### DOCUMENT EXCERPT:
▬▬▬▬▬▬

2018 is promising to be far more consequential than your average midterm election year. A number of landmark Supreme Court and state court decisions could literally transform parts of the country’s political landscape. Beginning with Gill v Whitford, the case heard by the Supreme Court last October alleging that the state of Wisconsin’s legislative districting plan diluted the votes of Wisconsin Democrats, and a similar suit brought by Maryland Republicans, along with districting plans recently thrown out in North Carolina and Pennsylvania, the practice of extreme partisan gerrymandering is now being challenged on multiple fronts.
Unfortunately, while few plans (Pennsylvania is an important exception) will likely be redrawn in time for state primaries, the Supreme Court’s opinions in Gill and Benisek (Maryland), expected in June, will keep the issue salient throughout Congressional campaigns, regardless of the outcome. In an era characterized as “post-truth,” with claims of “fake news” polluting our discourse, there is something redemptive to following this legal and scientific debate. Arguably the two strongest truth-generating discourses of our civilization, science and the law, are intersecting on this question of how to fairly map out areas for electoral conflict. It reminds us of just how precious truth is to this whole civilizing project.

▬▬▬▬▬▬

### Records of image element boxes:
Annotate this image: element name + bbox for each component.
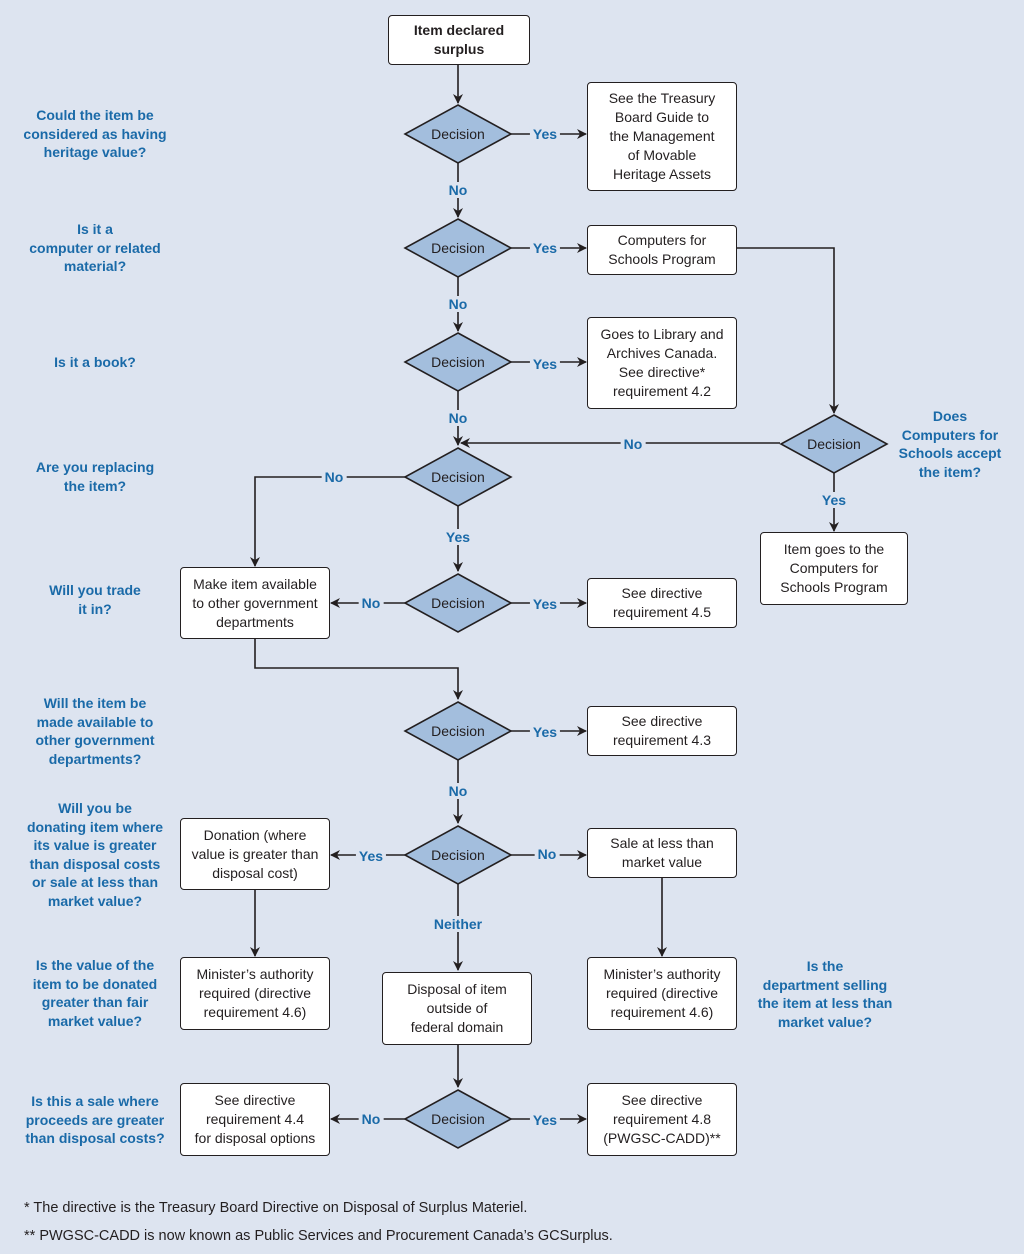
edge-label-no: No	[620, 436, 646, 452]
edge-label-yes: Yes	[529, 1112, 561, 1128]
decision-label: Decision	[431, 469, 485, 485]
edge-label-yes: Yes	[529, 356, 561, 372]
edge-label-no: No	[358, 595, 384, 611]
edge-label-no: No	[358, 1111, 384, 1127]
decision-label: Decision	[431, 240, 485, 256]
edge-label-yes: Yes	[355, 848, 387, 864]
connector-make-available-d6	[254, 639, 463, 700]
question-sale-proceeds: Is this a sale where proceeds are greate…	[25, 1093, 165, 1146]
box-library-archives: Goes to Library and Archives Canada. See…	[587, 317, 737, 409]
box-req-4-3: See directive requirement 4.3	[587, 706, 737, 756]
question-computer: Is it a computer or related material?	[29, 221, 161, 274]
question-trade: Will you trade it in?	[49, 582, 141, 617]
edge-label-no: No	[445, 182, 471, 198]
edge-label-no: No	[445, 296, 471, 312]
question-heritage: Could the item be considered as having h…	[23, 107, 167, 160]
decision-label: Decision	[431, 1111, 485, 1127]
box-req-4-8: See directive requirement 4.8 (PWGSC-CAD…	[587, 1083, 737, 1156]
edge-label-no: No	[445, 410, 471, 426]
connector-cfs-to-decision	[736, 247, 839, 414]
edge-label-yes: Yes	[529, 126, 561, 142]
start-box: Item declared surplus	[388, 15, 530, 65]
box-cfs-item: Item goes to the Computers for Schools P…	[760, 532, 908, 605]
footnote-directive: * The directive is the Treasury Board Di…	[24, 1200, 528, 1216]
question-replacing: Are you replacing the item?	[35, 459, 155, 494]
question-donated-value: Is the value of the item to be donated g…	[32, 957, 158, 1029]
edge-label-yes: Yes	[529, 596, 561, 612]
edge-label-yes: Yes	[818, 492, 850, 508]
box-minister-left: Minister’s authority required (directive…	[180, 957, 330, 1030]
question-donating: Will you be donating item where its valu…	[26, 800, 164, 909]
box-req-4-5: See directive requirement 4.5	[587, 578, 737, 628]
edge-label-neither: Neither	[430, 916, 486, 932]
edge-label-no: No	[445, 783, 471, 799]
decision-label: Decision	[431, 595, 485, 611]
edge-label-yes: Yes	[529, 724, 561, 740]
decision-label: Decision	[431, 126, 485, 142]
edge-label-yes: Yes	[529, 240, 561, 256]
flowchart-connectors	[250, 65, 889, 1149]
decision-label: Decision	[807, 436, 861, 452]
question-selling-less: Is the department selling the item at le…	[757, 958, 893, 1030]
question-book: Is it a book?	[54, 354, 136, 370]
decision-label: Decision	[431, 847, 485, 863]
box-sale-less: Sale at less than market value	[587, 828, 737, 878]
box-minister-right: Minister’s authority required (directive…	[587, 957, 737, 1030]
box-make-available: Make item available to other government …	[180, 567, 330, 639]
box-heritage-guide: See the Treasury Board Guide to the Mana…	[587, 82, 737, 191]
box-donation: Donation (where value is greater than di…	[180, 818, 330, 890]
connector-d4-no	[250, 476, 405, 567]
edge-label-no: No	[321, 469, 347, 485]
question-ogd: Will the item be made available to other…	[35, 695, 155, 767]
edge-label-yes: Yes	[442, 529, 474, 545]
edge-label-no: No	[534, 846, 560, 862]
question-cfs-accept: Does Computers for Schools accept the it…	[898, 408, 1002, 480]
box-cfs-program: Computers for Schools Program	[587, 225, 737, 275]
box-disposal-outside: Disposal of item outside of federal doma…	[382, 972, 532, 1045]
decision-label: Decision	[431, 354, 485, 370]
decision-label: Decision	[431, 723, 485, 739]
footnote-pwgsc: ** PWGSC-CADD is now known as Public Ser…	[24, 1228, 613, 1244]
box-req-4-4: See directive requirement 4.4 for dispos…	[180, 1083, 330, 1156]
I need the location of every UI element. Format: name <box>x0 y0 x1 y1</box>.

▬▬▬▬▬▬

### DIRECTIVE:
Summarize the commentary on partisan gerrymandering in two sentences.

### SOLVED EXERCISE:
The practice of extreme partisan gerrymandering is being challenged on multiple fronts in 2018: Gill v Whitford concerns Wisconsin's legislative districting plan, Maryland Republicans have brought a similar suit, and districting plans have been thrown out in North Carolina and Pennsylvania. Although few plans will likely be redrawn before state primaries, the Supreme Court's opinions expected in June will keep the issue salient throughout Congressional campaigns, and the meeting of science and the law on this question is a redemptive reminder of how precious truth is in an era characterized as "post-truth."